**Aim**
Look for the string "Address" in the lines and copy each line that has it.

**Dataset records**

###

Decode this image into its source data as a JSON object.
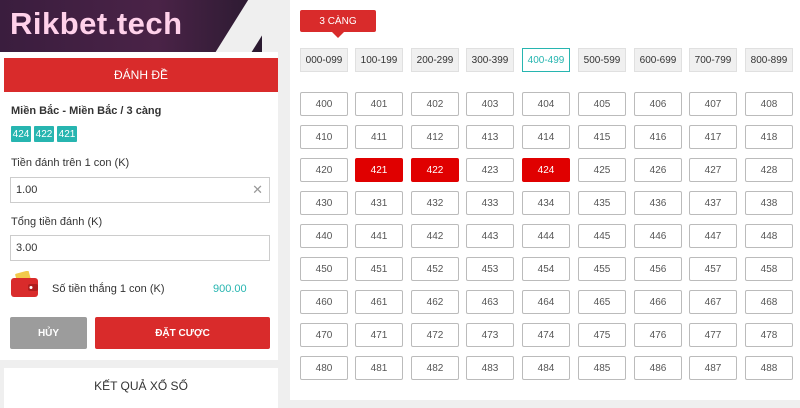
{
  "brand": {
    "logo_text": "Rikbet.tech"
  },
  "bet_panel": {
    "header": "ĐÁNH ĐỀ",
    "selection_title": "Miền Bắc - Miền Bắc / 3 càng",
    "chips": [
      "424",
      "422",
      "421"
    ],
    "stake_label": "Tiền đánh trên 1 con (K)",
    "stake_value": "1.00",
    "total_label": "Tổng tiền đánh (K)",
    "total_value": "3.00",
    "win_label": "Số tiền thắng 1 con (K)",
    "win_value": "900.00",
    "cancel_label": "HỦY",
    "bet_label": "ĐẶT CƯỢC"
  },
  "results": {
    "title": "KẾT QUẢ XỔ SỐ"
  },
  "board": {
    "tab_label": "3 CÀNG",
    "ranges": [
      "000-099",
      "100-199",
      "200-299",
      "300-399",
      "400-499",
      "500-599",
      "600-699",
      "700-799",
      "800-899"
    ],
    "active_range": "400-499",
    "numbers": [
      [
        "400",
        "401",
        "402",
        "403",
        "404",
        "405",
        "406",
        "407",
        "408"
      ],
      [
        "410",
        "411",
        "412",
        "413",
        "414",
        "415",
        "416",
        "417",
        "418"
      ],
      [
        "420",
        "421",
        "422",
        "423",
        "424",
        "425",
        "426",
        "427",
        "428"
      ],
      [
        "430",
        "431",
        "432",
        "433",
        "434",
        "435",
        "436",
        "437",
        "438"
      ],
      [
        "440",
        "441",
        "442",
        "443",
        "444",
        "445",
        "446",
        "447",
        "448"
      ],
      [
        "450",
        "451",
        "452",
        "453",
        "454",
        "455",
        "456",
        "457",
        "458"
      ],
      [
        "460",
        "461",
        "462",
        "463",
        "464",
        "465",
        "466",
        "467",
        "468"
      ],
      [
        "470",
        "471",
        "472",
        "473",
        "474",
        "475",
        "476",
        "477",
        "478"
      ],
      [
        "480",
        "481",
        "482",
        "483",
        "484",
        "485",
        "486",
        "487",
        "488"
      ]
    ],
    "selected": [
      "421",
      "422",
      "424"
    ]
  }
}
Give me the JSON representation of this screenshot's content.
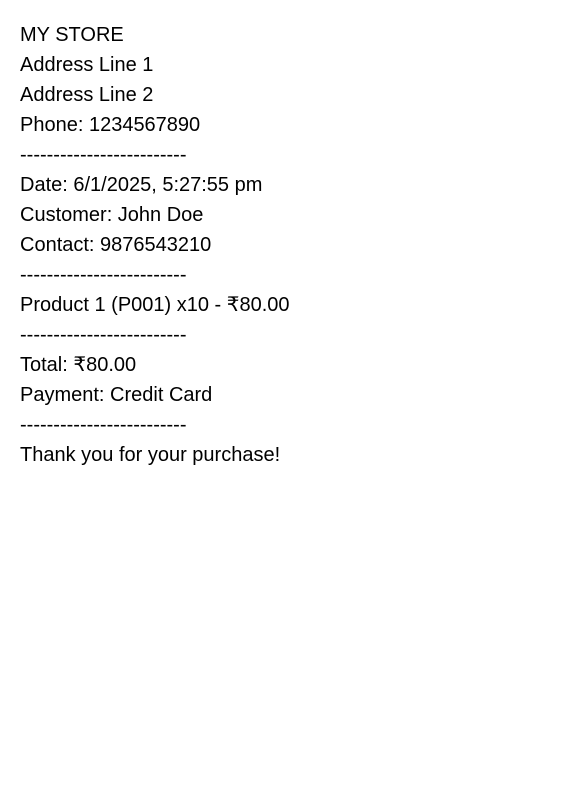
{
  "receipt": {
    "store_name": "MY STORE",
    "address_line_1": "Address Line 1",
    "address_line_2": "Address Line 2",
    "phone": "Phone: 1234567890",
    "divider_1": "-------------------------",
    "date": "Date: 6/1/2025, 5:27:55 pm",
    "customer": "Customer: John Doe",
    "contact": "Contact: 9876543210",
    "divider_2": "-------------------------",
    "items": [
      "Product 1 (P001) x10 - ₹80.00"
    ],
    "divider_3": "-------------------------",
    "total": "Total: ₹80.00",
    "payment": "Payment: Credit Card",
    "divider_4": "-------------------------",
    "thank_you": "Thank you for your purchase!"
  }
}
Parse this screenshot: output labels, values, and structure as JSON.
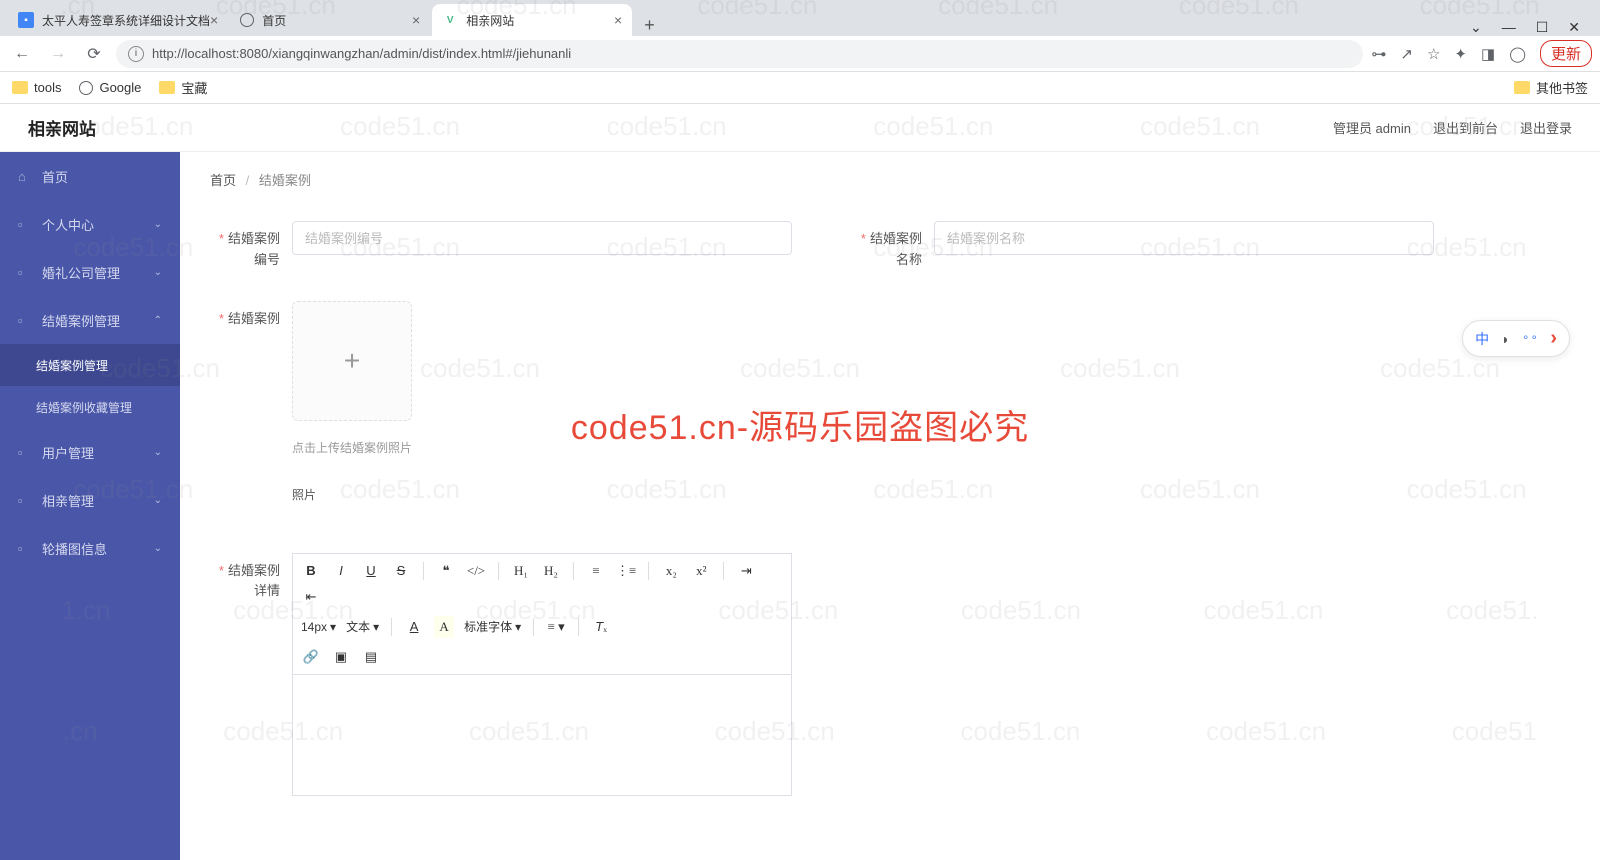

###

**Output**
    "address_line_1": "Address Line 1",
    "address_line_2": "Address Line 2",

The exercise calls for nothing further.